** Start **

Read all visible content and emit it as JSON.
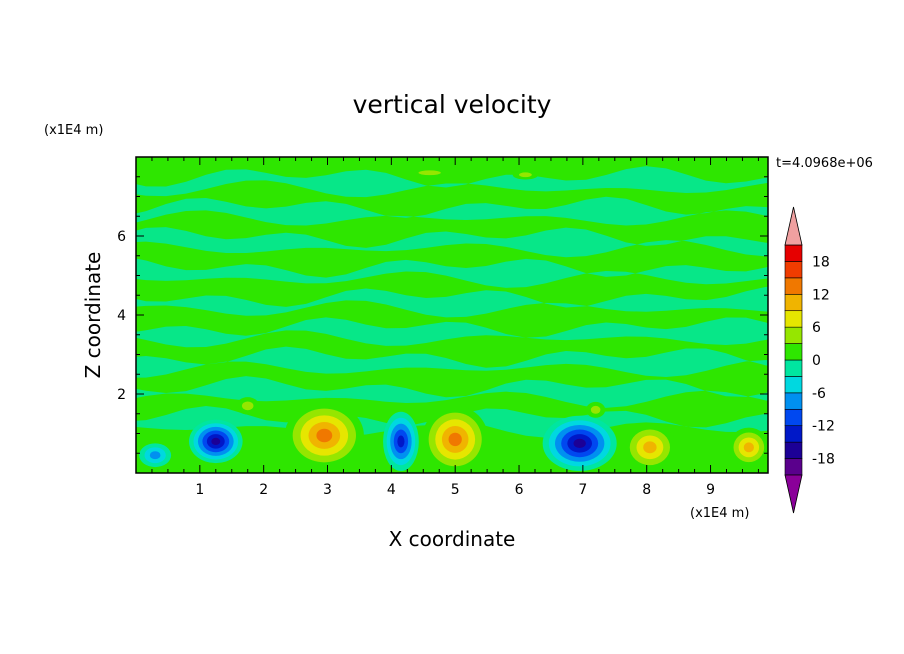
{
  "chart_data": {
    "type": "heatmap",
    "title": "vertical velocity",
    "xlabel": "X coordinate",
    "ylabel": "Z coordinate",
    "x_units": "(x1E4 m)",
    "y_units": "(x1E4 m)",
    "time_label": "t=4.0968e+06",
    "xlim": [
      0,
      9.9
    ],
    "ylim": [
      0,
      8
    ],
    "x_ticks": [
      "1",
      "2",
      "3",
      "4",
      "5",
      "6",
      "7",
      "8",
      "9"
    ],
    "y_ticks": [
      "2",
      "4",
      "6"
    ],
    "colorbar": {
      "levels": [
        -21,
        -18,
        -15,
        -12,
        -9,
        -6,
        -3,
        0,
        3,
        6,
        9,
        12,
        15,
        18,
        21
      ],
      "labels": [
        "18",
        "12",
        "6",
        "0",
        "-6",
        "-12",
        "-18"
      ],
      "colors": [
        "#8a0099",
        "#5a008c",
        "#1c0096",
        "#0018c8",
        "#0048f0",
        "#0090f0",
        "#00d8e0",
        "#00e6a0",
        "#2ee600",
        "#96e600",
        "#e6e600",
        "#f0b400",
        "#f07800",
        "#f03c00",
        "#e60000",
        "#f0a0a0"
      ]
    },
    "cells": [
      {
        "x": 1.25,
        "z": 0.8,
        "rx": 0.42,
        "rz": 0.55,
        "w": -17
      },
      {
        "x": 0.3,
        "z": 0.45,
        "rx": 0.25,
        "rz": 0.3,
        "w": -9
      },
      {
        "x": 1.75,
        "z": 1.7,
        "rx": 0.18,
        "rz": 0.22,
        "w": 6
      },
      {
        "x": 2.95,
        "z": 0.95,
        "rx": 0.62,
        "rz": 0.85,
        "w": 14
      },
      {
        "x": 4.15,
        "z": 0.8,
        "rx": 0.28,
        "rz": 0.75,
        "w": -15
      },
      {
        "x": 5.0,
        "z": 0.85,
        "rx": 0.52,
        "rz": 0.85,
        "w": 15
      },
      {
        "x": 6.95,
        "z": 0.75,
        "rx": 0.58,
        "rz": 0.7,
        "w": -17
      },
      {
        "x": 8.05,
        "z": 0.65,
        "rx": 0.42,
        "rz": 0.6,
        "w": 13
      },
      {
        "x": 9.6,
        "z": 0.65,
        "rx": 0.32,
        "rz": 0.5,
        "w": 12
      },
      {
        "x": 7.2,
        "z": 1.6,
        "rx": 0.15,
        "rz": 0.2,
        "w": 5
      },
      {
        "x": 4.6,
        "z": 7.6,
        "rx": 0.35,
        "rz": 0.12,
        "w": 6
      },
      {
        "x": 6.1,
        "z": 7.55,
        "rx": 0.2,
        "rz": 0.12,
        "w": 6
      }
    ]
  }
}
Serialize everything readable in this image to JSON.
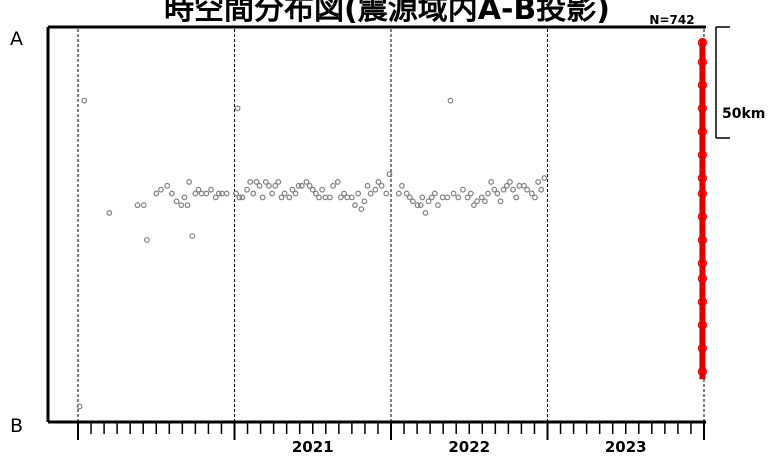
{
  "title": "時空間分布図(震源域内A-B投影)",
  "count_label": "N=742",
  "end_a": "A",
  "end_b": "B",
  "scale_label": "50km",
  "chart_data": {
    "type": "scatter",
    "title": "時空間分布図(震源域内A-B投影)",
    "xlabel": "",
    "ylabel": "",
    "x_ticks": [
      "2021",
      "2022",
      "2023"
    ],
    "xlim": [
      2020.0,
      2024.0
    ],
    "ylim": [
      0,
      1
    ],
    "y_axis_meaning": "position along A-B projection (1 = A, 0 = B)",
    "grid": "dashed vertical lines at year boundaries",
    "series": [
      {
        "color": "#808080",
        "points": [
          [
            2020.01,
            0.03
          ],
          [
            2020.04,
            0.82
          ],
          [
            2020.2,
            0.53
          ],
          [
            2020.38,
            0.55
          ],
          [
            2020.42,
            0.55
          ],
          [
            2020.44,
            0.46
          ],
          [
            2020.5,
            0.58
          ],
          [
            2020.53,
            0.59
          ],
          [
            2020.57,
            0.6
          ],
          [
            2020.6,
            0.58
          ],
          [
            2020.63,
            0.56
          ],
          [
            2020.66,
            0.55
          ],
          [
            2020.68,
            0.57
          ],
          [
            2020.7,
            0.55
          ],
          [
            2020.71,
            0.61
          ],
          [
            2020.73,
            0.47
          ],
          [
            2020.75,
            0.58
          ],
          [
            2020.77,
            0.59
          ],
          [
            2020.79,
            0.58
          ],
          [
            2020.82,
            0.58
          ],
          [
            2020.85,
            0.59
          ],
          [
            2020.88,
            0.57
          ],
          [
            2020.9,
            0.58
          ],
          [
            2020.92,
            0.58
          ],
          [
            2020.95,
            0.58
          ],
          [
            2021.02,
            0.8
          ],
          [
            2021.01,
            0.58
          ],
          [
            2021.03,
            0.57
          ],
          [
            2021.05,
            0.57
          ],
          [
            2021.08,
            0.59
          ],
          [
            2021.1,
            0.61
          ],
          [
            2021.12,
            0.58
          ],
          [
            2021.14,
            0.61
          ],
          [
            2021.16,
            0.6
          ],
          [
            2021.18,
            0.57
          ],
          [
            2021.2,
            0.61
          ],
          [
            2021.22,
            0.6
          ],
          [
            2021.24,
            0.58
          ],
          [
            2021.26,
            0.6
          ],
          [
            2021.28,
            0.61
          ],
          [
            2021.3,
            0.57
          ],
          [
            2021.32,
            0.58
          ],
          [
            2021.35,
            0.57
          ],
          [
            2021.37,
            0.59
          ],
          [
            2021.39,
            0.58
          ],
          [
            2021.41,
            0.6
          ],
          [
            2021.43,
            0.6
          ],
          [
            2021.46,
            0.61
          ],
          [
            2021.48,
            0.6
          ],
          [
            2021.5,
            0.59
          ],
          [
            2021.52,
            0.58
          ],
          [
            2021.54,
            0.57
          ],
          [
            2021.56,
            0.59
          ],
          [
            2021.58,
            0.57
          ],
          [
            2021.61,
            0.57
          ],
          [
            2021.63,
            0.6
          ],
          [
            2021.66,
            0.61
          ],
          [
            2021.68,
            0.57
          ],
          [
            2021.7,
            0.58
          ],
          [
            2021.72,
            0.57
          ],
          [
            2021.75,
            0.57
          ],
          [
            2021.77,
            0.55
          ],
          [
            2021.79,
            0.58
          ],
          [
            2021.81,
            0.54
          ],
          [
            2021.83,
            0.56
          ],
          [
            2021.85,
            0.6
          ],
          [
            2021.87,
            0.58
          ],
          [
            2021.9,
            0.59
          ],
          [
            2021.92,
            0.61
          ],
          [
            2021.94,
            0.6
          ],
          [
            2021.97,
            0.58
          ],
          [
            2021.99,
            0.63
          ],
          [
            2022.05,
            0.58
          ],
          [
            2022.07,
            0.6
          ],
          [
            2022.1,
            0.58
          ],
          [
            2022.12,
            0.57
          ],
          [
            2022.14,
            0.56
          ],
          [
            2022.17,
            0.55
          ],
          [
            2022.19,
            0.55
          ],
          [
            2022.2,
            0.57
          ],
          [
            2022.22,
            0.53
          ],
          [
            2022.24,
            0.56
          ],
          [
            2022.26,
            0.57
          ],
          [
            2022.28,
            0.58
          ],
          [
            2022.3,
            0.55
          ],
          [
            2022.33,
            0.57
          ],
          [
            2022.36,
            0.57
          ],
          [
            2022.38,
            0.82
          ],
          [
            2022.4,
            0.58
          ],
          [
            2022.43,
            0.57
          ],
          [
            2022.46,
            0.59
          ],
          [
            2022.49,
            0.57
          ],
          [
            2022.51,
            0.58
          ],
          [
            2022.53,
            0.55
          ],
          [
            2022.55,
            0.56
          ],
          [
            2022.58,
            0.57
          ],
          [
            2022.6,
            0.56
          ],
          [
            2022.62,
            0.58
          ],
          [
            2022.64,
            0.61
          ],
          [
            2022.66,
            0.59
          ],
          [
            2022.68,
            0.58
          ],
          [
            2022.7,
            0.56
          ],
          [
            2022.72,
            0.59
          ],
          [
            2022.74,
            0.6
          ],
          [
            2022.76,
            0.61
          ],
          [
            2022.78,
            0.59
          ],
          [
            2022.8,
            0.57
          ],
          [
            2022.82,
            0.6
          ],
          [
            2022.85,
            0.6
          ],
          [
            2022.87,
            0.59
          ],
          [
            2022.9,
            0.58
          ],
          [
            2022.92,
            0.57
          ],
          [
            2022.94,
            0.61
          ],
          [
            2022.96,
            0.59
          ],
          [
            2022.98,
            0.62
          ]
        ]
      },
      {
        "color": "#e00000",
        "points": [
          [
            2023.99,
            0.97
          ],
          [
            2023.99,
            0.92
          ],
          [
            2023.99,
            0.86
          ],
          [
            2023.99,
            0.8
          ],
          [
            2023.99,
            0.74
          ],
          [
            2023.99,
            0.68
          ],
          [
            2023.99,
            0.62
          ],
          [
            2023.99,
            0.58
          ],
          [
            2023.99,
            0.52
          ],
          [
            2023.99,
            0.46
          ],
          [
            2023.99,
            0.4
          ],
          [
            2023.99,
            0.36
          ],
          [
            2023.99,
            0.3
          ],
          [
            2023.99,
            0.24
          ],
          [
            2023.99,
            0.18
          ],
          [
            2023.99,
            0.12
          ]
        ]
      }
    ]
  }
}
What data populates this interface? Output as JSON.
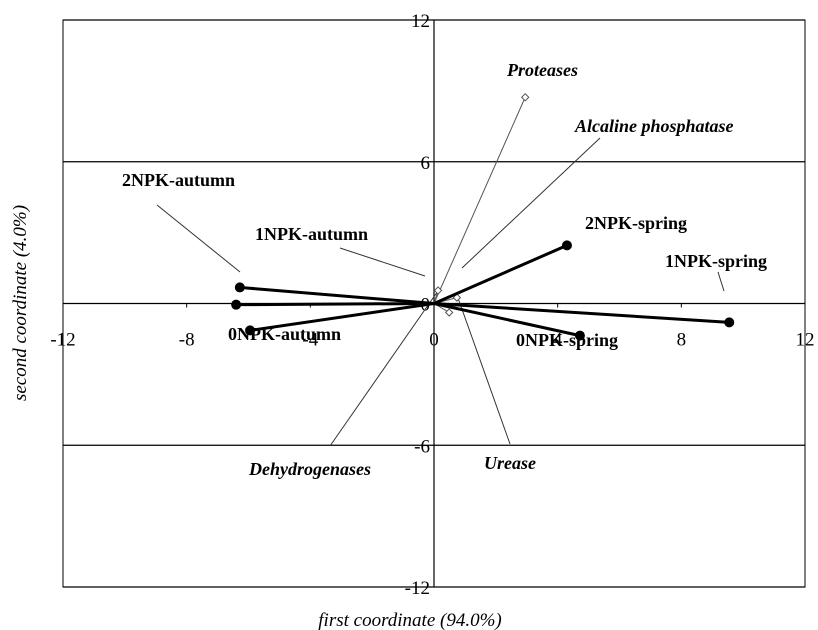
{
  "chart_data": {
    "type": "scatter",
    "xlabel": "first coordinate (94.0%)",
    "ylabel": "second coordinate (4.0%)",
    "xlim": [
      -12,
      12
    ],
    "ylim": [
      -12,
      12
    ],
    "xticks": [
      -12,
      -8,
      -4,
      0,
      4,
      8,
      12
    ],
    "yticks": [
      12,
      6,
      0,
      -6,
      -12
    ],
    "grid": true,
    "color": "#000000",
    "points": [
      {
        "label": "2NPK-autumn",
        "x": -6.28,
        "y": 0.68
      },
      {
        "label": "1NPK-autumn",
        "x": -6.4,
        "y": -0.05
      },
      {
        "label": "0NPK-autumn",
        "x": -5.95,
        "y": -1.14
      },
      {
        "label": "2NPK-spring",
        "x": 4.3,
        "y": 2.46
      },
      {
        "label": "1NPK-spring",
        "x": 9.55,
        "y": -0.8
      },
      {
        "label": "0NPK-spring",
        "x": 4.72,
        "y": -1.36
      }
    ],
    "vectors": [
      {
        "label": "Proteases",
        "x": 2.95,
        "y": 8.73
      },
      {
        "label": "Alcaline phosphatase",
        "x": 0.13,
        "y": 0.55
      },
      {
        "label": "Urease",
        "x": 0.74,
        "y": 0.25
      },
      {
        "label": "Dehydrogenases",
        "x": 0.49,
        "y": -0.38
      }
    ]
  }
}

** End **

Requirement = From the entries above, copy each line holding "grid".

Task output =
    "grid": "dashed vertical lines at year boundaries",
    "grid": true,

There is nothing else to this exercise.